**Directions**
Return, word for word, the lines from the items below, starting at the line that contains "- recipient-role: маме" and ending at the line that contains "- reason-line-4: проект". Include both of those lines.

— START —

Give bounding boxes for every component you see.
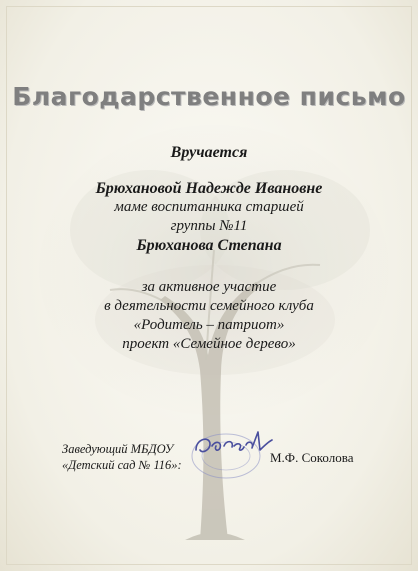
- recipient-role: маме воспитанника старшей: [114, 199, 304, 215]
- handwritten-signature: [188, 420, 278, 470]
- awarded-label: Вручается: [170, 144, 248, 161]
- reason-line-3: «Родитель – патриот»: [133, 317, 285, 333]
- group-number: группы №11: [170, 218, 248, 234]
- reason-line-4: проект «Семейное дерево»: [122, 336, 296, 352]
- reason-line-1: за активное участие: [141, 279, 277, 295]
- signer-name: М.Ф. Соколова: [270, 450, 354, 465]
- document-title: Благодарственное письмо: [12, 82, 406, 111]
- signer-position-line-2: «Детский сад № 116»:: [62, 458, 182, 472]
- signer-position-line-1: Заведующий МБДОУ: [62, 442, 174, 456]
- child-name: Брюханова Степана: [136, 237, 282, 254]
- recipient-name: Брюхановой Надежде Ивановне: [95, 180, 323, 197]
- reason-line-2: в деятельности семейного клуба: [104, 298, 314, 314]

— END —
— START —

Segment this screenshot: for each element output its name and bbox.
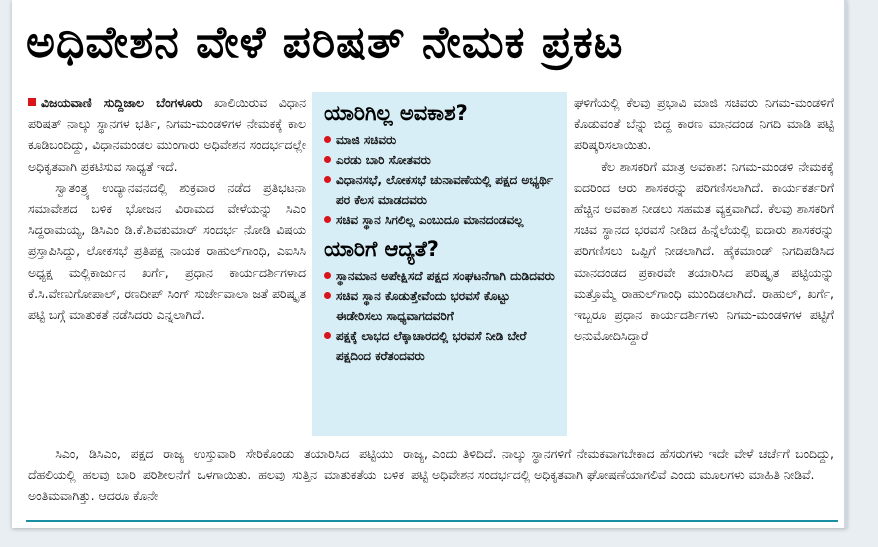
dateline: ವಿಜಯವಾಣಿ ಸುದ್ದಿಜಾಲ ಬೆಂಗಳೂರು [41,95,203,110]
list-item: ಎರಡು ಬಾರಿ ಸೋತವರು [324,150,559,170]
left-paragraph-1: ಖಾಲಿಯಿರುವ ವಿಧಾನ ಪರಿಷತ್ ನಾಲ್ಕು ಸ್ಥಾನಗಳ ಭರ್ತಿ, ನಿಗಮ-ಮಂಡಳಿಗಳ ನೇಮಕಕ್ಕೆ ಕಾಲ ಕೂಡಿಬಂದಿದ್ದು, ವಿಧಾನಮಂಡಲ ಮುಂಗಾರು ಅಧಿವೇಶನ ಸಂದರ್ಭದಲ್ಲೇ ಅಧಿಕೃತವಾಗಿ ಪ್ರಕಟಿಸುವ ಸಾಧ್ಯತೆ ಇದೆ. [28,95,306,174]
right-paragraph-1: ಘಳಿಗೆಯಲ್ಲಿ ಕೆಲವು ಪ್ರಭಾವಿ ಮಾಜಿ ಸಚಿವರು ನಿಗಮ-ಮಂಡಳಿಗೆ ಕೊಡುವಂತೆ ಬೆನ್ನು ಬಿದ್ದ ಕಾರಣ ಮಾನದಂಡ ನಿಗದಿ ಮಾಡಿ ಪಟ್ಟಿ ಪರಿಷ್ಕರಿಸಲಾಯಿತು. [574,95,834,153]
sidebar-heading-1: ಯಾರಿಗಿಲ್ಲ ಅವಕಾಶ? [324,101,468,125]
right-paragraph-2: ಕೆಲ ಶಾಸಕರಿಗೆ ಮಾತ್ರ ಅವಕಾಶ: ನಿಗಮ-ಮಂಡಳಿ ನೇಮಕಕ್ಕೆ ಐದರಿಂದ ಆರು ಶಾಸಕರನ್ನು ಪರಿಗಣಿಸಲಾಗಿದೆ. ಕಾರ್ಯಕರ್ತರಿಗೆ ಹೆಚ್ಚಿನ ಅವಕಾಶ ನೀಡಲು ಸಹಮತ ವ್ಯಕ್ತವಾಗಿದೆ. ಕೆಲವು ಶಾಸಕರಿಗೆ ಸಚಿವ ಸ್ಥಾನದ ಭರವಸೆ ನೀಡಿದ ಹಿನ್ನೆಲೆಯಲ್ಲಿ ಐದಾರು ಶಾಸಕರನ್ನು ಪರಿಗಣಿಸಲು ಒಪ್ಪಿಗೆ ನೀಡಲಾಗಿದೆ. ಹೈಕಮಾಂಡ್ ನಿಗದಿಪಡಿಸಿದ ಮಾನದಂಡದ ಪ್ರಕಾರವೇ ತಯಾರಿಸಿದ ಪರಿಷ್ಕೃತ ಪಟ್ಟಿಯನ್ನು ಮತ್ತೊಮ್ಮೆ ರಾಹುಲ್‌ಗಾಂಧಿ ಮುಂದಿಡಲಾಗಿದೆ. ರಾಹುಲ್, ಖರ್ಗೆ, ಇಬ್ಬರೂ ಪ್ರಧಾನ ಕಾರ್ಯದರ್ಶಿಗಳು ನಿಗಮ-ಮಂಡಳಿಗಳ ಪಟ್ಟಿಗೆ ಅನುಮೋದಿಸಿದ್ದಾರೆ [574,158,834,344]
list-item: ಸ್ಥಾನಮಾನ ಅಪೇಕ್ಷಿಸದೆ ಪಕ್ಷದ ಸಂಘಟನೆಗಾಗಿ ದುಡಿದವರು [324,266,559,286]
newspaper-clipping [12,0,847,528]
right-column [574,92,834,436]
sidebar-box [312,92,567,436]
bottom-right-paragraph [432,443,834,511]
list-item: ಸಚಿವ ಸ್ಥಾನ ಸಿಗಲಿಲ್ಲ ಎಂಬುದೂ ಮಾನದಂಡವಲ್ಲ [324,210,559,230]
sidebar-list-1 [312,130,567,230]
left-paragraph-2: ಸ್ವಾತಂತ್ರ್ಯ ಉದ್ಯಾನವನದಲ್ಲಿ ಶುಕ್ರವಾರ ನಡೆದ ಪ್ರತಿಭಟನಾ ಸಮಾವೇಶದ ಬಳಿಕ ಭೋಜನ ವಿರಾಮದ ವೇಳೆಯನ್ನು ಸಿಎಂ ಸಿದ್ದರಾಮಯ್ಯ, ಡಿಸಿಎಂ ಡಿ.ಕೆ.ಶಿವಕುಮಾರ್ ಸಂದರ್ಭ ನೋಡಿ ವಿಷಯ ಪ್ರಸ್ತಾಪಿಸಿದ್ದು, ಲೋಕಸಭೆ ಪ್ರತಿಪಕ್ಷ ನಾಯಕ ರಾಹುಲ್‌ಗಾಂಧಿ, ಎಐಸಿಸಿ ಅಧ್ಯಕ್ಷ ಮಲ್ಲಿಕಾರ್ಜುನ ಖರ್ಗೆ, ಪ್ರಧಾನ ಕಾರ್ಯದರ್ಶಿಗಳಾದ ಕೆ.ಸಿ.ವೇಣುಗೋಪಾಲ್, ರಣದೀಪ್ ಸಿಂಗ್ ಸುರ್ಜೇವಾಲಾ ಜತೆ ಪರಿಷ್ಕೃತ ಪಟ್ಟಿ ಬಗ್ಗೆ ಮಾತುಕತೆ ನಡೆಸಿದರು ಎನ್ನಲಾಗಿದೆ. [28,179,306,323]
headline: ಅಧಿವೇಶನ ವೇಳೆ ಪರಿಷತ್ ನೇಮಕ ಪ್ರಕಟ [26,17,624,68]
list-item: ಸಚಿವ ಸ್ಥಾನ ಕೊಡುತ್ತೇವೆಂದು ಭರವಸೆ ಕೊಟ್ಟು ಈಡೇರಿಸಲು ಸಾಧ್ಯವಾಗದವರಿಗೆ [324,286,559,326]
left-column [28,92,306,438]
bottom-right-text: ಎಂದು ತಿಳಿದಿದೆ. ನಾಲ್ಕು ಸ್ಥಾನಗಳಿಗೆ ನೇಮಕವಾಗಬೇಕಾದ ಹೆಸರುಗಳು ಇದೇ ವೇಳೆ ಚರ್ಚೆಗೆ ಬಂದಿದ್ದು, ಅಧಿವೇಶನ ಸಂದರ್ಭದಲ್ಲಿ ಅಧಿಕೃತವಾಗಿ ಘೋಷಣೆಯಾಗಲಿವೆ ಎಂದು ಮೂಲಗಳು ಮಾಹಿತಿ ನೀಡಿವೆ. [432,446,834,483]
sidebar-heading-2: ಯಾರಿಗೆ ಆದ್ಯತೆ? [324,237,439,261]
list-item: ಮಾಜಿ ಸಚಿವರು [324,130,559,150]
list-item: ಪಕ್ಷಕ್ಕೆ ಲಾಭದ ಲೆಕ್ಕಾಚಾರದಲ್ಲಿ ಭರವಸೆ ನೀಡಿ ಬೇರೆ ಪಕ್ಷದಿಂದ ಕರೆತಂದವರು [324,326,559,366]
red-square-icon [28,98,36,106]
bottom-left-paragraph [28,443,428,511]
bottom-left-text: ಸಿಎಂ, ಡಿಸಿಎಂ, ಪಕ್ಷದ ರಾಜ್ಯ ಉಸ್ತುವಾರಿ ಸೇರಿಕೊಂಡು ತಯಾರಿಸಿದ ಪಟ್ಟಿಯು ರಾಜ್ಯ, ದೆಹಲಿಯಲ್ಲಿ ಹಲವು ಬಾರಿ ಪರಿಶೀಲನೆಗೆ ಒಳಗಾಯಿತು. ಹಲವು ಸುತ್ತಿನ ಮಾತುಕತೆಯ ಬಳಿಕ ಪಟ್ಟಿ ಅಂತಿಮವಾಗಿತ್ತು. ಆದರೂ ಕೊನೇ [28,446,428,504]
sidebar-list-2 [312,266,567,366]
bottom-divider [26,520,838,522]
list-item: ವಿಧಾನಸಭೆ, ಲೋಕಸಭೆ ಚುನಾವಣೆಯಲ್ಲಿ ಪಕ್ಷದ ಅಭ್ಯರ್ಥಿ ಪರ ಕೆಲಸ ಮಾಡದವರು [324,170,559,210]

— END —

**Written reply**
- recipient-role: маме воспитанника старшей: [114, 199, 304, 215]
- handwritten-signature: [188, 420, 278, 470]
- awarded-label: Вручается: [170, 144, 248, 161]
- reason-line-3: «Родитель – патриот»: [133, 317, 285, 333]
- group-number: группы №11: [170, 218, 248, 234]
- reason-line-4: проект «Семейное дерево»: [122, 336, 296, 352]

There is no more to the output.